◆ **Challenge**:
Search the data below for the string "新的一年". Extract every line that contains it.

◆ **Data shown**:
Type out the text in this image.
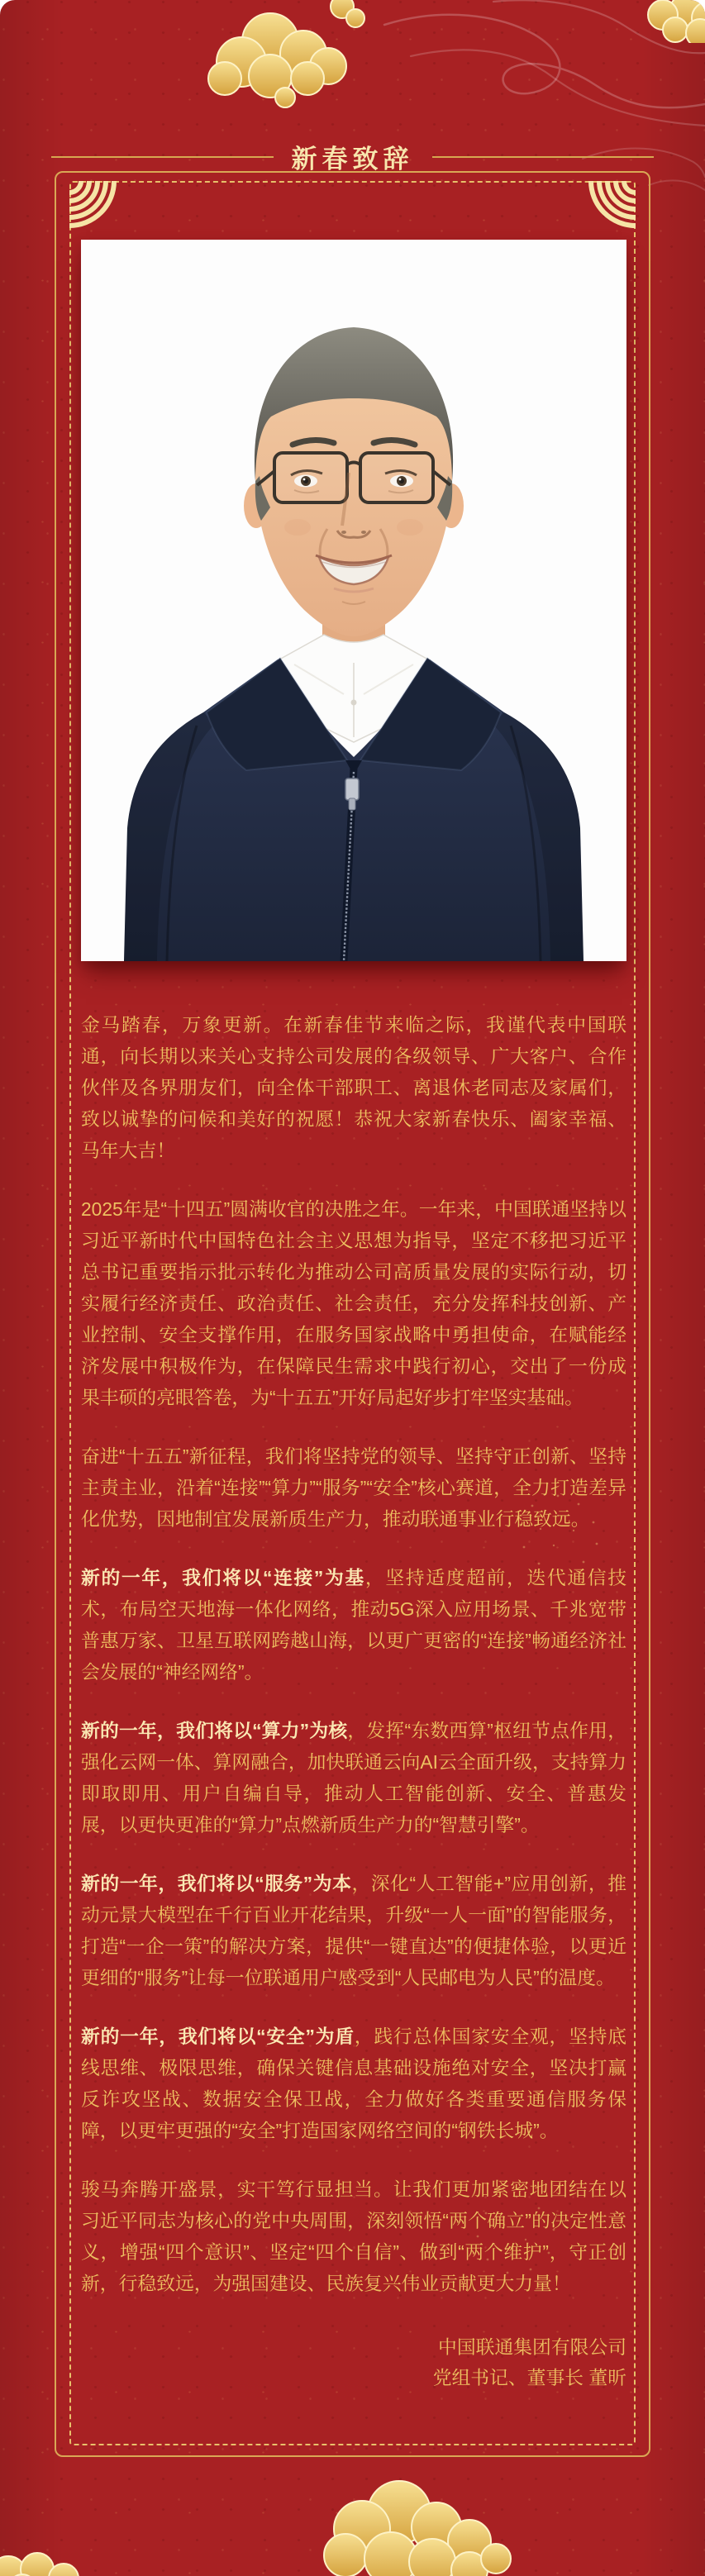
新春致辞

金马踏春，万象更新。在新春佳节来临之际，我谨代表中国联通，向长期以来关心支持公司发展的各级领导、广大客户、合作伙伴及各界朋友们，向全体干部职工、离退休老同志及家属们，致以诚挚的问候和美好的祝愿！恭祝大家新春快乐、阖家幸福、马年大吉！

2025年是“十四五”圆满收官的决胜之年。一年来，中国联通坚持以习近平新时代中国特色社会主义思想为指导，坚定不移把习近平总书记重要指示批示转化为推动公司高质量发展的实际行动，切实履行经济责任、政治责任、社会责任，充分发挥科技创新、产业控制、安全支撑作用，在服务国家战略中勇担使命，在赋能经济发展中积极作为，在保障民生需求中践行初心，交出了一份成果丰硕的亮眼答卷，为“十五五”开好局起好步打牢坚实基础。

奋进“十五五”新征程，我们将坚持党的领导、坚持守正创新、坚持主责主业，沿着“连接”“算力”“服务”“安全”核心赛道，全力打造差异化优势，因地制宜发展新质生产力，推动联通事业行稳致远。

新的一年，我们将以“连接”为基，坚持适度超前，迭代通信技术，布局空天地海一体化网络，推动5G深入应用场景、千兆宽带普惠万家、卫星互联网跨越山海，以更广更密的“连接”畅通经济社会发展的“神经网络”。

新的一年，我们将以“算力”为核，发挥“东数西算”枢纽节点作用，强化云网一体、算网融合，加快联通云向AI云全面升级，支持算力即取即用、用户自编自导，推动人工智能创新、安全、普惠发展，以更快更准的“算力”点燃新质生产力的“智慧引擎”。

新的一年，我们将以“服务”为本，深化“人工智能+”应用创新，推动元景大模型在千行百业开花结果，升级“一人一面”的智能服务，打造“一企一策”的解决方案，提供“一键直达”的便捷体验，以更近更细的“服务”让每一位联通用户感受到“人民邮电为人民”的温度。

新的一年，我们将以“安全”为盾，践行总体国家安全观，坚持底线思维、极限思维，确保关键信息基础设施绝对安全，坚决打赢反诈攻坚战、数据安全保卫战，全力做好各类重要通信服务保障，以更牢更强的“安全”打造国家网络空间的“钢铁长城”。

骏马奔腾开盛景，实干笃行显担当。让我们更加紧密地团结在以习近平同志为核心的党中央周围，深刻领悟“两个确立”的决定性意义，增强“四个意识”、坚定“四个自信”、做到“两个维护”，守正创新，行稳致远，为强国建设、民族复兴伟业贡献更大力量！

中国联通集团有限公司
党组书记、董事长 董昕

--

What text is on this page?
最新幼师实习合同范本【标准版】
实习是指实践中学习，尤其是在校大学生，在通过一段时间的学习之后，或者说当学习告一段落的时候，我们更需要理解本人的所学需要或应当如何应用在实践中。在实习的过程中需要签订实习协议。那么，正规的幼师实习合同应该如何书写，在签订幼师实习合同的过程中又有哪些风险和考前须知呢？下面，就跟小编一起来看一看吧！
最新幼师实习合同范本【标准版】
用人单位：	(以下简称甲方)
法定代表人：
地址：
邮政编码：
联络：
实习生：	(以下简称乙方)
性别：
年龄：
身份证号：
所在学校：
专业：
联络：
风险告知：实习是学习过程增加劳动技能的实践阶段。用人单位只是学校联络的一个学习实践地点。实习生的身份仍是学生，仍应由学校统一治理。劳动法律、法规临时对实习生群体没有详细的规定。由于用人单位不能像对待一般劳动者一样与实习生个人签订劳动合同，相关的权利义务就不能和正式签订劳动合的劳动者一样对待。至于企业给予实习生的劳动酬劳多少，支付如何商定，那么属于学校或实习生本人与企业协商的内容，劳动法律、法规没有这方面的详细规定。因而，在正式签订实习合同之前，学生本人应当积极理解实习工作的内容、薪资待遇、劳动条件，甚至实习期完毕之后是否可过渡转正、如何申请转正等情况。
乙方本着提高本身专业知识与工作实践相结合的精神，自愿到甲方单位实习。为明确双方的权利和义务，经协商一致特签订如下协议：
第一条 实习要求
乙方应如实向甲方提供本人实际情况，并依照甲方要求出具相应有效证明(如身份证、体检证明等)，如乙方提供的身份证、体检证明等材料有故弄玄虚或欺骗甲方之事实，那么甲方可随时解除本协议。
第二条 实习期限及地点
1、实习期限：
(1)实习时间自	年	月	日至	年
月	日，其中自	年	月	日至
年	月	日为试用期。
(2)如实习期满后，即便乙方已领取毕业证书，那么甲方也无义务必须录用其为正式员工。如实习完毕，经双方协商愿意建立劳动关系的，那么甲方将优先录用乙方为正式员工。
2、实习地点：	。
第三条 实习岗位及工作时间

◆ **Answer to this task**:
新的一年，我们将以“连接”为基，坚持适度超前，迭代通信技术，布局空天地海一体化网络，推动5G深入应用场景、千兆宽带普惠万家、卫星互联网跨越山海，以更广更密的“连接”畅通经济社会发展的“神经网络”。
新的一年，我们将以“算力”为核，发挥“东数西算”枢纽节点作用，强化云网一体、算网融合，加快联通云向AI云全面升级，支持算力即取即用、用户自编自导，推动人工智能创新、安全、普惠发展，以更快更准的“算力”点燃新质生产力的“智慧引擎”。
新的一年，我们将以“服务”为本，深化“人工智能+”应用创新，推动元景大模型在千行百业开花结果，升级“一人一面”的智能服务，打造“一企一策”的解决方案，提供“一键直达”的便捷体验，以更近更细的“服务”让每一位联通用户感受到“人民邮电为人民”的温度。
新的一年，我们将以“安全”为盾，践行总体国家安全观，坚持底线思维、极限思维，确保关键信息基础设施绝对安全，坚决打赢反诈攻坚战、数据安全保卫战，全力做好各类重要通信服务保障，以更牢更强的“安全”打造国家网络空间的“钢铁长城”。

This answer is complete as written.